* [Recorded data]:

_ _ _ _ _

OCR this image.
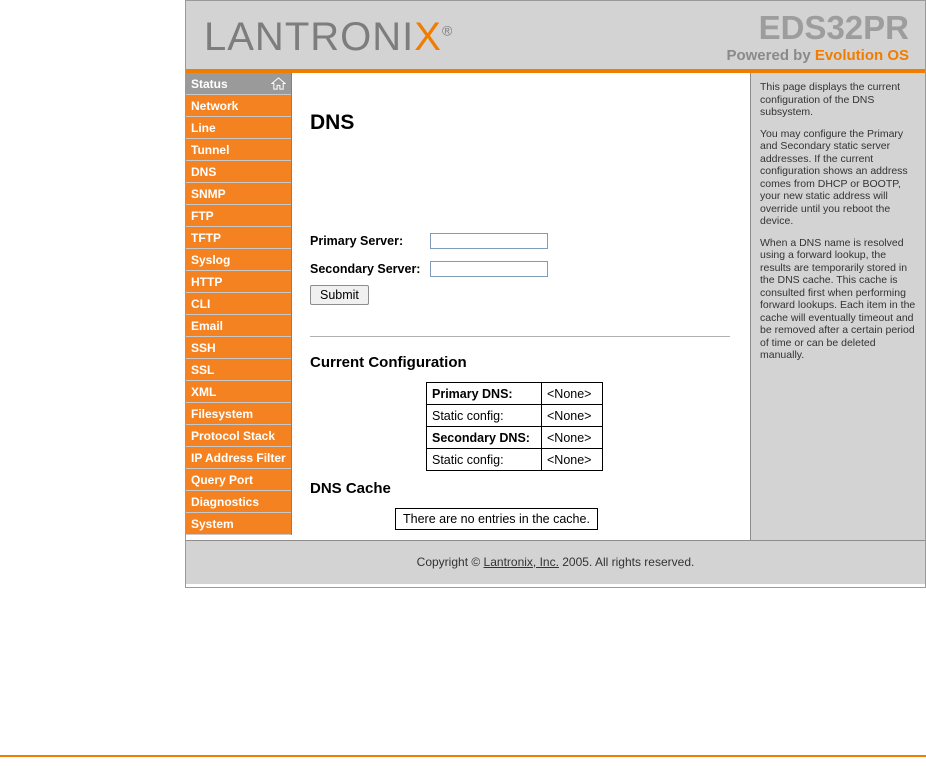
LANTRONIX®	EDS32PR
Powered by Evolution OS
Status
Network
Line
Tunnel
DNS
SNMP
FTP
TFTP
Syslog
HTTP
CLI
Email
SSH
SSL
XML
Filesystem
Protocol Stack
IP Address Filter
Query Port
Diagnostics
System
DNS
Primary Server:
Secondary Server:
Submit
Current Configuration
Primary DNS:	<None>
Static config:	<None>
Secondary DNS:	<None>
Static config:	<None>
DNS Cache
There are no entries in the cache.

This page displays the current configuration of the DNS subsystem.

You may configure the Primary and Secondary static server addresses. If the current configuration shows an address comes from DHCP or BOOTP, your new static address will override until you reboot the device.

When a DNS name is resolved using a forward lookup, the results are temporarily stored in the DNS cache. This cache is consulted first when performing forward lookups. Each item in the cache will eventually timeout and be removed after a certain period of time or can be deleted manually.

Copyright © Lantronix, Inc. 2005. All rights reserved.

_ _ _ _ _

* [YOUR TASK]:
Your answer should be only a number: how many lines of the data above contain the string "Secondary"?

* [SOLVED EXERCISE]:
3